Collect each line holding the string "officers".

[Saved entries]
******
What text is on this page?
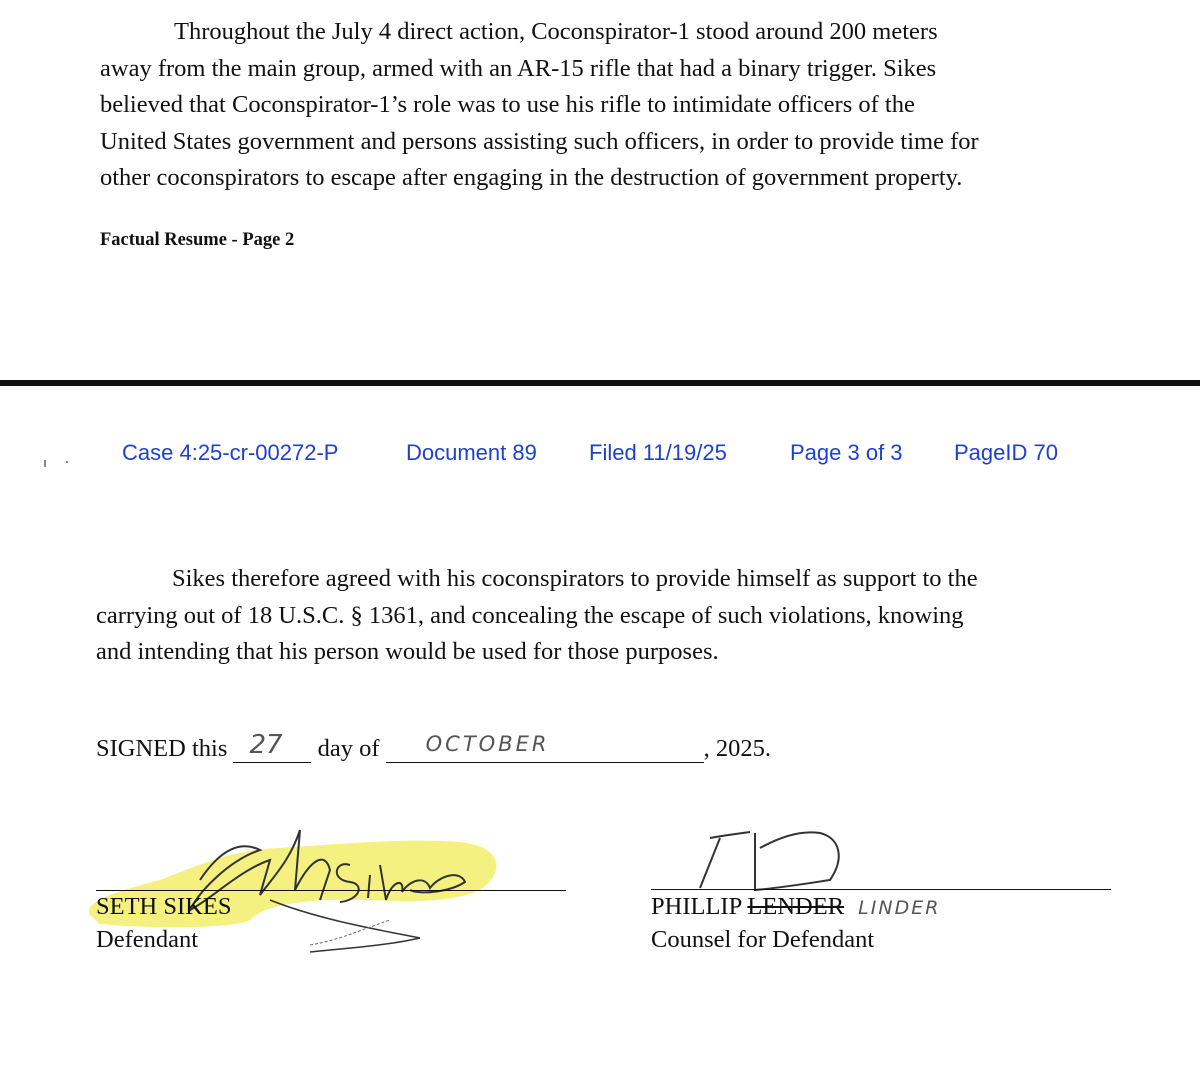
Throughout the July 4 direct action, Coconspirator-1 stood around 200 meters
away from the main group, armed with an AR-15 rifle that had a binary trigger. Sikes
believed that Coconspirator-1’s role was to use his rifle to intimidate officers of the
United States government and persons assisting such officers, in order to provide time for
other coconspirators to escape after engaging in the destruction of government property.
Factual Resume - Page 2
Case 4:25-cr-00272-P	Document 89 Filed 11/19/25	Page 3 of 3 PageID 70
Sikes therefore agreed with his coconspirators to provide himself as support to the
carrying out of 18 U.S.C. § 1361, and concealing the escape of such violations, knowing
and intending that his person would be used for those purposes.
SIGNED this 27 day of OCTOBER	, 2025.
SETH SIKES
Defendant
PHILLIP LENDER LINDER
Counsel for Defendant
******
**RIGHT ANSWER**
believed that Coconspirator-1’s role was to use his rifle to intimidate officers of the
United States government and persons assisting such officers, in order to provide time for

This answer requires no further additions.